---- SUPPLIED INFORMATION

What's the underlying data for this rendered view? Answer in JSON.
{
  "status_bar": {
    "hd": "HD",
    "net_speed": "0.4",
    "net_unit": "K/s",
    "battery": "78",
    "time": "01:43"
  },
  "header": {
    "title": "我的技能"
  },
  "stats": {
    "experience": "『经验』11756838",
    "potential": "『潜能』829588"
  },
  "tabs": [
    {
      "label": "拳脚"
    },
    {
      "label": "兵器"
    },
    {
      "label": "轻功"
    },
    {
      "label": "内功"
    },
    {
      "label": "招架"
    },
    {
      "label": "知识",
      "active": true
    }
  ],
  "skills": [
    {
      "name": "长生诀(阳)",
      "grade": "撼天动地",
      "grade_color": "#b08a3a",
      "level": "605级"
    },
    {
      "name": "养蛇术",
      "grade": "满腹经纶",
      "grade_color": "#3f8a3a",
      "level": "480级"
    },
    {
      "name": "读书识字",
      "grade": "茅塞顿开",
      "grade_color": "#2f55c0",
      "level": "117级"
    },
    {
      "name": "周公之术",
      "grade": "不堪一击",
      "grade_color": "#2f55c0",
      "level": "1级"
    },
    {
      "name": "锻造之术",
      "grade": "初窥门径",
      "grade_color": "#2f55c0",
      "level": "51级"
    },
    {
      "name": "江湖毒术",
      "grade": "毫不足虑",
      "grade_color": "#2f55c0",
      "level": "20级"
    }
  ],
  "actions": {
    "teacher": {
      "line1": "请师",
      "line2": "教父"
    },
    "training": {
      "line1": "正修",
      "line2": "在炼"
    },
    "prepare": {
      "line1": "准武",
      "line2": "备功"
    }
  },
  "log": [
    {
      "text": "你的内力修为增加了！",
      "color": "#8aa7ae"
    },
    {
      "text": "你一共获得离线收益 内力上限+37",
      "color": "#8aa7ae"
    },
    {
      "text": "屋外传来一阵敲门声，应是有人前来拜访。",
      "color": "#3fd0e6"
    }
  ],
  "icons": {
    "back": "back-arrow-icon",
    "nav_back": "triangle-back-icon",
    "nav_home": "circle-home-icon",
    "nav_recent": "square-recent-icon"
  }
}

--------
---- SUPPLIED INFORMATION

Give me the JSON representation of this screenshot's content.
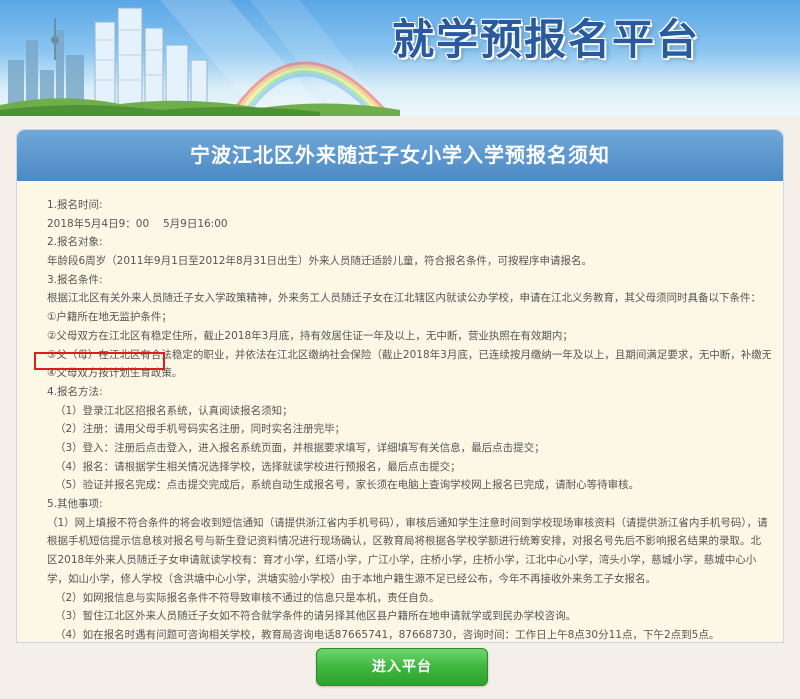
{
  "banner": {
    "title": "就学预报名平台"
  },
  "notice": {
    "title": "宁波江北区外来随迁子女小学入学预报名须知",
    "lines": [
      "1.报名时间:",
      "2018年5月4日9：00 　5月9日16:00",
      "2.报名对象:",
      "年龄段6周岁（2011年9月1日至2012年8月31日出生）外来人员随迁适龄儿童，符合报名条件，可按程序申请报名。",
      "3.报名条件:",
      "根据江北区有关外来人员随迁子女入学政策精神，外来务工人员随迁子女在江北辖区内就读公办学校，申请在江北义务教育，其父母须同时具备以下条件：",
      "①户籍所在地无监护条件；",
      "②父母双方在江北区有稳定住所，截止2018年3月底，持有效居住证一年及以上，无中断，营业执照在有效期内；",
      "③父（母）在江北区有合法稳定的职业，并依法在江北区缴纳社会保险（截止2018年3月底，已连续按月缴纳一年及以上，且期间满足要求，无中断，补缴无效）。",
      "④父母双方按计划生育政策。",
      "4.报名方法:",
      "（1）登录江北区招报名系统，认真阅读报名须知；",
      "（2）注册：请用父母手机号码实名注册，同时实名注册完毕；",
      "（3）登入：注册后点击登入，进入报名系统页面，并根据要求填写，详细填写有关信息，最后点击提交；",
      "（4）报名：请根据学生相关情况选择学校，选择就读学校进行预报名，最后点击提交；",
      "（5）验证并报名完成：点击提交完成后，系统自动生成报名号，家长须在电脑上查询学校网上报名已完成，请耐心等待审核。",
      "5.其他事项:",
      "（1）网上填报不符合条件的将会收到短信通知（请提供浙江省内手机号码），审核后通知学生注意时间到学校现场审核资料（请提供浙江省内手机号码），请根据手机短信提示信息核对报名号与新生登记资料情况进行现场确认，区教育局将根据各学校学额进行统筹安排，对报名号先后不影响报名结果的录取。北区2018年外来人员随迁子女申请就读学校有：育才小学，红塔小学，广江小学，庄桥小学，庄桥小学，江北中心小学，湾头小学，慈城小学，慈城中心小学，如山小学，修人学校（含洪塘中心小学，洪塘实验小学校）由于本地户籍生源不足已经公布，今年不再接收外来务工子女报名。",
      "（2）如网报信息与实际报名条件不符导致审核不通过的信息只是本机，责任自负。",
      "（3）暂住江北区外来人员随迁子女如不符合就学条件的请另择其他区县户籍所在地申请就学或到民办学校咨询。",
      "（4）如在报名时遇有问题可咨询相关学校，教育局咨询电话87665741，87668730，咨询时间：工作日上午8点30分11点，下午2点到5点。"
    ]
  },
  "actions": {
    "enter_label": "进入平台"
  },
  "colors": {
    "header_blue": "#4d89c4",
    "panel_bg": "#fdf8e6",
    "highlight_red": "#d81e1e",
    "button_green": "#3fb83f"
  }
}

--------

INSTRUCTIONS TO FOLLOW: Using the listing above, show each line holding the string "name".

WRITTEN SOLUTION:
      "name": "长生诀(阳)",
      "name": "养蛇术",
      "name": "读书识字",
      "name": "周公之术",
      "name": "锻造之术",
      "name": "江湖毒术",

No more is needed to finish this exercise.